Structured figure records:
------------------------------

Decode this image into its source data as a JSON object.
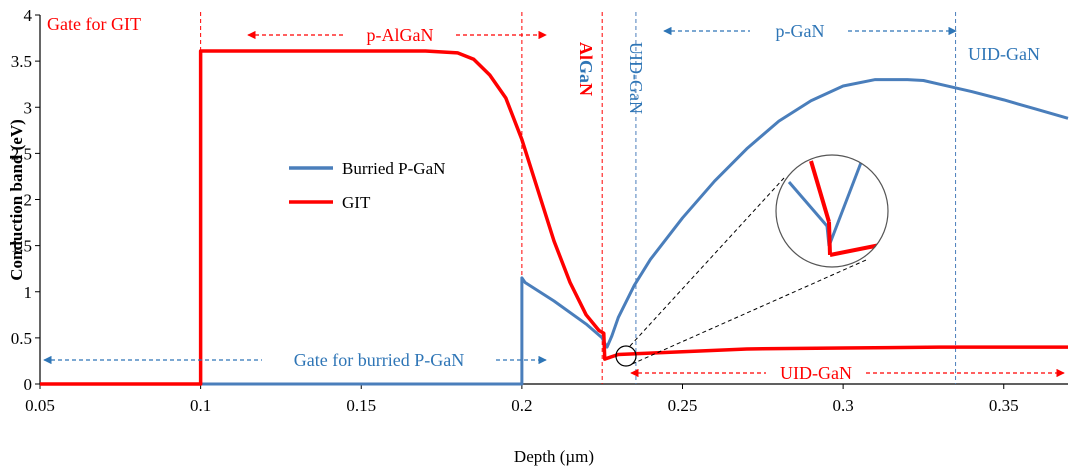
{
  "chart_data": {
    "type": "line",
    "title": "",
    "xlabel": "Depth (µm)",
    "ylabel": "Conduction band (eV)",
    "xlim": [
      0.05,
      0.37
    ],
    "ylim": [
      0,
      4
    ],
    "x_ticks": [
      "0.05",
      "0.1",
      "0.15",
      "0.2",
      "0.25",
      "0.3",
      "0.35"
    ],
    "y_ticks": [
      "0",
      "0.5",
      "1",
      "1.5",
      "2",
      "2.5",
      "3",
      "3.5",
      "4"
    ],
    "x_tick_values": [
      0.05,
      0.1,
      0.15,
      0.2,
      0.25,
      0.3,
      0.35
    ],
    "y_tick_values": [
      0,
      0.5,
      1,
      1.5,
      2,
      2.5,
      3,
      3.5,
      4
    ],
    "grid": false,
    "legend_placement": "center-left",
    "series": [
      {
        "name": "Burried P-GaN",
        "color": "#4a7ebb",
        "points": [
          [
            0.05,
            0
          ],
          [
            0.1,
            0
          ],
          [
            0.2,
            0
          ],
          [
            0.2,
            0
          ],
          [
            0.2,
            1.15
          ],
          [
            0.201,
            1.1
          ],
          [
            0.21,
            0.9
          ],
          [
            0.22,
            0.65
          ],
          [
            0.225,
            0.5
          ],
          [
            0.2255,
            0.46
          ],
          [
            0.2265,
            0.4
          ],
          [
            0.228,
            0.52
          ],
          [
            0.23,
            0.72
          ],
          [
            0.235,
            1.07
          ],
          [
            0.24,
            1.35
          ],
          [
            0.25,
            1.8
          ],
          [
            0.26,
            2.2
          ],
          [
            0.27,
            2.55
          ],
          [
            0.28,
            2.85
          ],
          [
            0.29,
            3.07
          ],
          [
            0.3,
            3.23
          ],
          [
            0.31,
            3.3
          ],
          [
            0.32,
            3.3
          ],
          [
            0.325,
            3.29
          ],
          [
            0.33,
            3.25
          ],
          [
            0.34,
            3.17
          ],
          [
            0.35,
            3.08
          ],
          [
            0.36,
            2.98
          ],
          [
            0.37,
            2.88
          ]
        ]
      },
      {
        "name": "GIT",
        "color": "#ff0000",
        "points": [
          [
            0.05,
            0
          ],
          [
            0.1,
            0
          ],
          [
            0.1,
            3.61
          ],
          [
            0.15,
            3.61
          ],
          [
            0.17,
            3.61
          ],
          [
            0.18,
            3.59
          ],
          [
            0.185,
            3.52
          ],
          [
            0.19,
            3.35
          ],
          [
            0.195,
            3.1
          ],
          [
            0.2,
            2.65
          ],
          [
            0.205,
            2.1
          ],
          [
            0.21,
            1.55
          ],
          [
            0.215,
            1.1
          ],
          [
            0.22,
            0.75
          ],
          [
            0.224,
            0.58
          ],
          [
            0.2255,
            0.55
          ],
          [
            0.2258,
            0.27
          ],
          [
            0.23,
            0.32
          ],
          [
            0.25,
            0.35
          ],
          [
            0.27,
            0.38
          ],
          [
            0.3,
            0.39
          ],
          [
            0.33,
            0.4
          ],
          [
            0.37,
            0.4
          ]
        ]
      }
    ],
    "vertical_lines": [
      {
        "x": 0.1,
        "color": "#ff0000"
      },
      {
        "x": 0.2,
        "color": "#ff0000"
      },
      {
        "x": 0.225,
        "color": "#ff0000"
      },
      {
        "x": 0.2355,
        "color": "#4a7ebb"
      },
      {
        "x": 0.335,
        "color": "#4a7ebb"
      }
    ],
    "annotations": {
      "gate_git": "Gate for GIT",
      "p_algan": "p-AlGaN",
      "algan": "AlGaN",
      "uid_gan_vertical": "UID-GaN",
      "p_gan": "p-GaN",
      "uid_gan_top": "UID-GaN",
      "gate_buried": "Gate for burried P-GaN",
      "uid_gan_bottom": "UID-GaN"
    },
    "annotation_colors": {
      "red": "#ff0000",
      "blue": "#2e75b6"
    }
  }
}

------------------------------

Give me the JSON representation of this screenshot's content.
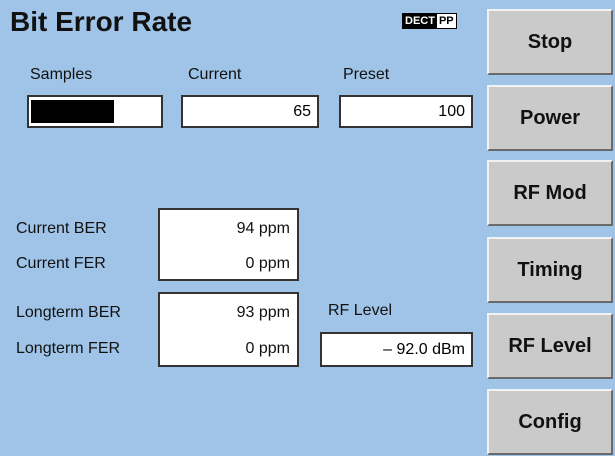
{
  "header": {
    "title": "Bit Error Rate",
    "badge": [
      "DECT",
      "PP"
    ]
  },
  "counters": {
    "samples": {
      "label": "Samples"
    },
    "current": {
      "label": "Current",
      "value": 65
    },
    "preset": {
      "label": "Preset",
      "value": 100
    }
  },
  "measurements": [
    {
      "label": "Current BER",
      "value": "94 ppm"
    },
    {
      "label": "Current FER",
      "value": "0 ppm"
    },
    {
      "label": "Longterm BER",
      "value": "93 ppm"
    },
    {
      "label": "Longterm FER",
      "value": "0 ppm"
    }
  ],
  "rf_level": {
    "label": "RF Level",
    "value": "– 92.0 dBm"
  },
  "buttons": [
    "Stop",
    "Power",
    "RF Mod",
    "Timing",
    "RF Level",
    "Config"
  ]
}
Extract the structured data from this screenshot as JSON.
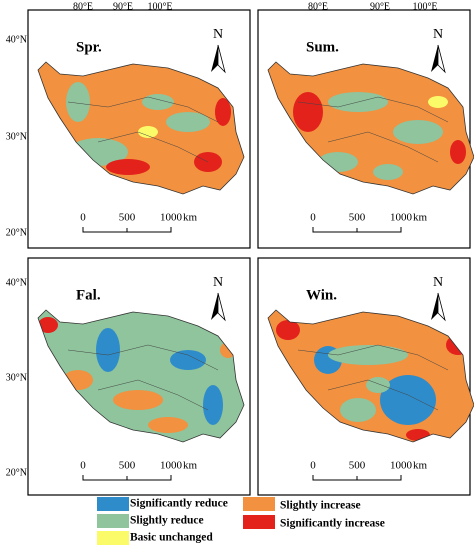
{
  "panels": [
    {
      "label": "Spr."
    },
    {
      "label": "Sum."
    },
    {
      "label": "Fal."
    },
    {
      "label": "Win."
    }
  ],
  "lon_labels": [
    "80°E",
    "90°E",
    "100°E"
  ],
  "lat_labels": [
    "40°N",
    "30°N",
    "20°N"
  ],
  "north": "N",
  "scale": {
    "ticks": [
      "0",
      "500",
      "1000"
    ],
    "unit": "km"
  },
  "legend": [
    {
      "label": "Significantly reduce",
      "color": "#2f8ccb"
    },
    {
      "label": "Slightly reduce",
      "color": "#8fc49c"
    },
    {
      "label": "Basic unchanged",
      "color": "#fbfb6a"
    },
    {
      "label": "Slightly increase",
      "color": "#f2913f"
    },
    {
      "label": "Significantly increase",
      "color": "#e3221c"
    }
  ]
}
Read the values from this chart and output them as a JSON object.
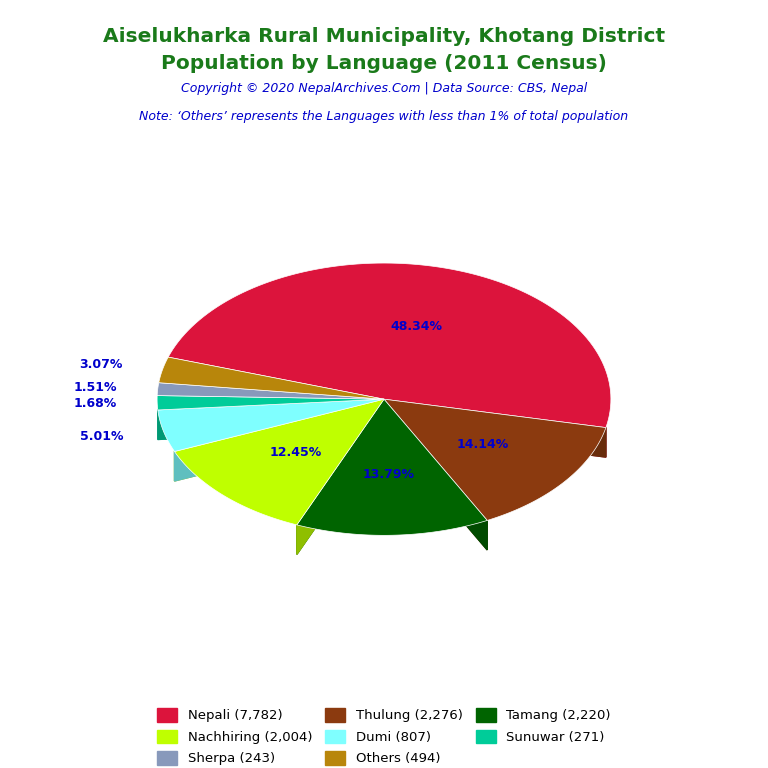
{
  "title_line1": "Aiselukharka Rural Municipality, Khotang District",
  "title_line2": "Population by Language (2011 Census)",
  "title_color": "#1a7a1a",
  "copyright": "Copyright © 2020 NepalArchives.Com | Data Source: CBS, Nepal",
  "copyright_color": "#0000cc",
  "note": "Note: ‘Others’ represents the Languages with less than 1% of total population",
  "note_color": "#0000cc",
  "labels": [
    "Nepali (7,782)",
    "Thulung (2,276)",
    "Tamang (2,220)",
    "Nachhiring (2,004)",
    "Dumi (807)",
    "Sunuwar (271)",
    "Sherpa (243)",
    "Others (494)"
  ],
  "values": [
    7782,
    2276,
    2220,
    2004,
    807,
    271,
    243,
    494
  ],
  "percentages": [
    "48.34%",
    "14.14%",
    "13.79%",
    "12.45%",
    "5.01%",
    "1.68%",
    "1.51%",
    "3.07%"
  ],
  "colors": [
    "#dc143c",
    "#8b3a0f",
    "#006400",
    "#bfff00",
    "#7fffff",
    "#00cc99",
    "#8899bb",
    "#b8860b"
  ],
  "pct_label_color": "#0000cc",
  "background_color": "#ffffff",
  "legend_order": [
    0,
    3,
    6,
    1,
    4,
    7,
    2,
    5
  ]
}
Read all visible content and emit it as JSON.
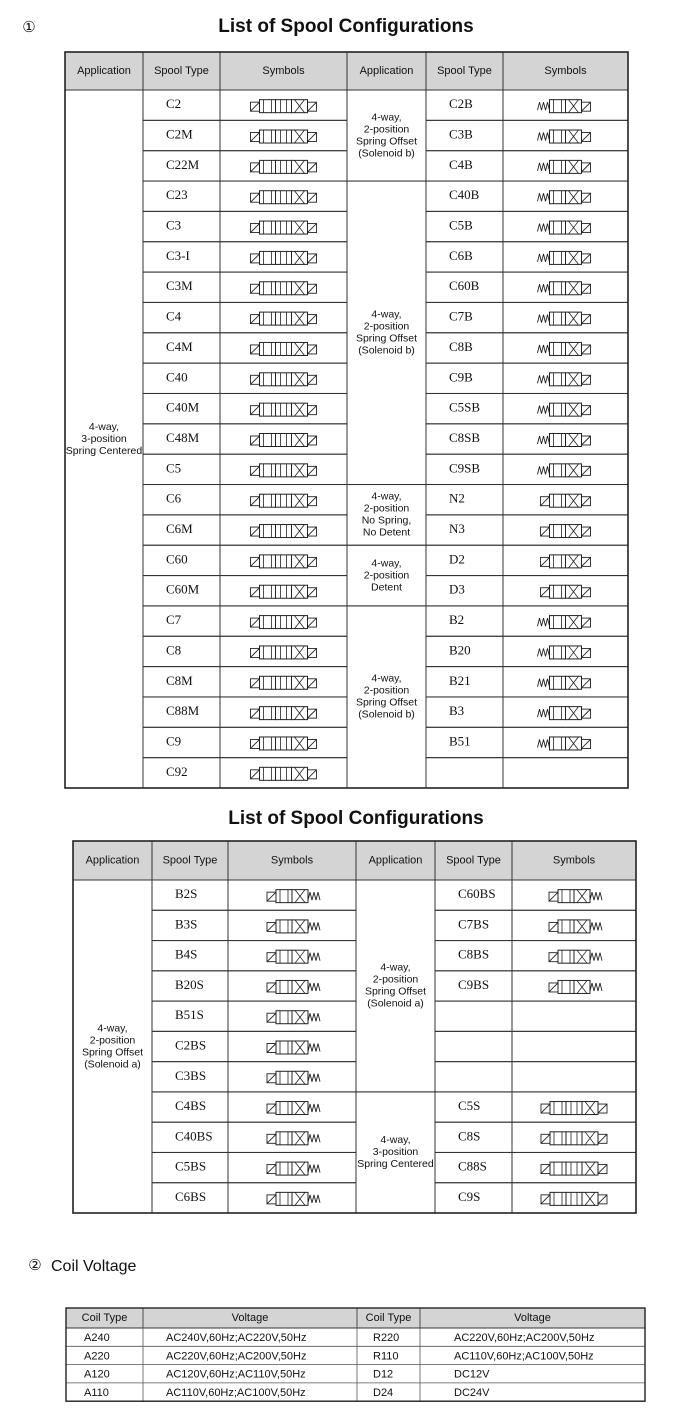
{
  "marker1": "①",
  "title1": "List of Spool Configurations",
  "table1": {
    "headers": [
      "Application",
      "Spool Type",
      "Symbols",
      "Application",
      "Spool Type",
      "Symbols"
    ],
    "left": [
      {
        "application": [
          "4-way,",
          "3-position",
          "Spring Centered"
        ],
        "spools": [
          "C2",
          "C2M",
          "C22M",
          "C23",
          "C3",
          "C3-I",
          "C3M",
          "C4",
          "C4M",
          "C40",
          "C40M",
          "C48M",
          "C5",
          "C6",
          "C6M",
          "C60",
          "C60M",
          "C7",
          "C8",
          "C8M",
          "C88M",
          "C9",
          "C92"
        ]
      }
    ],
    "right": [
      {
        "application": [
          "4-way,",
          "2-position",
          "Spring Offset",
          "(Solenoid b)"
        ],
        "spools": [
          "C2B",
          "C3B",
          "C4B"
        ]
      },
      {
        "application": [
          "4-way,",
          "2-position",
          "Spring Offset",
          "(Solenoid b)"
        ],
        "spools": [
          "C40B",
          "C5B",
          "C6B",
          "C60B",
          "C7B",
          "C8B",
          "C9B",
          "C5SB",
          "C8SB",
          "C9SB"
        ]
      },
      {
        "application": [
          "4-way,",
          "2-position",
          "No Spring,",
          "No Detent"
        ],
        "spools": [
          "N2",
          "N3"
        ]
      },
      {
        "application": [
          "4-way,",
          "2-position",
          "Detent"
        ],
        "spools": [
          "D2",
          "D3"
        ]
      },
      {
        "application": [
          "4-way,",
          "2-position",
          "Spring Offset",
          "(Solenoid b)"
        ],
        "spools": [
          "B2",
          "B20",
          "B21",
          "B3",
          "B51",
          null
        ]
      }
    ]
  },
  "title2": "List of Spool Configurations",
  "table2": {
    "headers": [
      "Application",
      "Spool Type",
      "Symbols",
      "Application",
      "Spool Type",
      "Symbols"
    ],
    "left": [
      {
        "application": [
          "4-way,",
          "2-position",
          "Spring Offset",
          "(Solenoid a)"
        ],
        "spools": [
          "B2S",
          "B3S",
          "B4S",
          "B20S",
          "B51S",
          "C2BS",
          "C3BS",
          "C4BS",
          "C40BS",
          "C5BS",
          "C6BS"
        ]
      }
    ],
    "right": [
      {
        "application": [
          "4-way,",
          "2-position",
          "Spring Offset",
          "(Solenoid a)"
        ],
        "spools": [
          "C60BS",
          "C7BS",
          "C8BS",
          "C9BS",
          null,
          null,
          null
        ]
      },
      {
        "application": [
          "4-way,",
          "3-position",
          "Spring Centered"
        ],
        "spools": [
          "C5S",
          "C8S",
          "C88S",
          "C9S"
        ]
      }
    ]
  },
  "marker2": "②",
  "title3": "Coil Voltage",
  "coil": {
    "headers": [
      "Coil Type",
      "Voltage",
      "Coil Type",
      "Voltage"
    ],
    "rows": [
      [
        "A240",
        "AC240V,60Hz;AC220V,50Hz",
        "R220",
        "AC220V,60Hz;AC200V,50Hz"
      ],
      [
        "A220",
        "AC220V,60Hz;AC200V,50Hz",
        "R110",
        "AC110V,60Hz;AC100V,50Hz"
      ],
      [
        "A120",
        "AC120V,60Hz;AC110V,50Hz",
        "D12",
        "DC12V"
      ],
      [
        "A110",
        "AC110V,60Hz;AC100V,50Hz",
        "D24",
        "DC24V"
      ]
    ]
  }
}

------------------------------

Exercise: Note each line of the entries that has "reduce" in it, and copy those lines.

Expected output:
      "label": "Significantly reduce",
      "label": "Slightly reduce",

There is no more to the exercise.